### SET EXERCISE
Write only the number of lines in the records beneath that hold "shall".

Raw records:
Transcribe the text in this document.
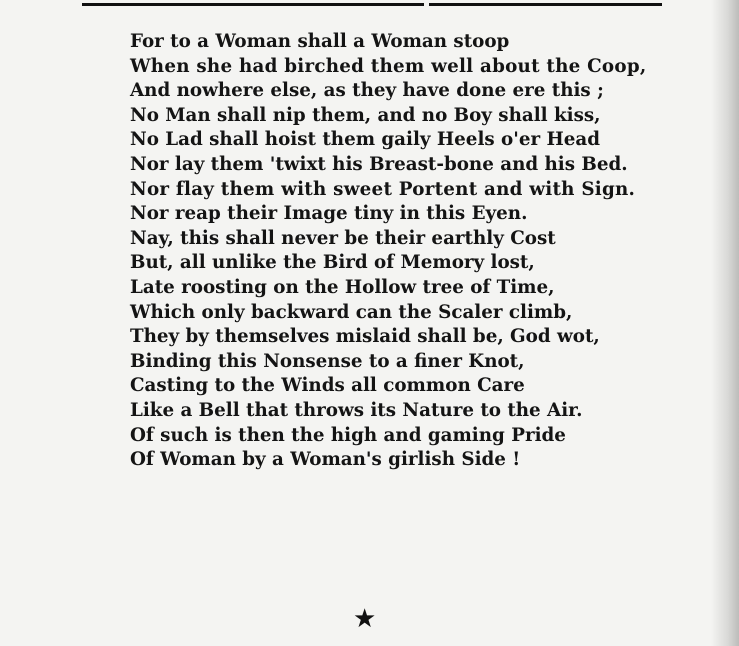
For to a Woman shall a Woman stoop
When she had birched them well about the Coop,
And nowhere else, as they have done ere this ;
No Man shall nip them, and no Boy shall kiss,
No Lad shall hoist them gaily Heels o'er Head
Nor lay them 'twixt his Breast-bone and his Bed.
Nor flay them with sweet Portent and with Sign.
Nor reap their Image tiny in this Eyen.
Nay, this shall never be their earthly Cost
But, all unlike the Bird of Memory lost,
Late roosting on the Hollow tree of Time,
Which only backward can the Scaler climb,
They by themselves mislaid shall be, God wot,
Binding this Nonsense to a finer Knot,
Casting to the Winds all common Care
Like a Bell that throws its Nature to the Air.
Of such is then the high and gaming Pride
Of Woman by a Woman's girlish Side !
★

### TASK ANSWER
5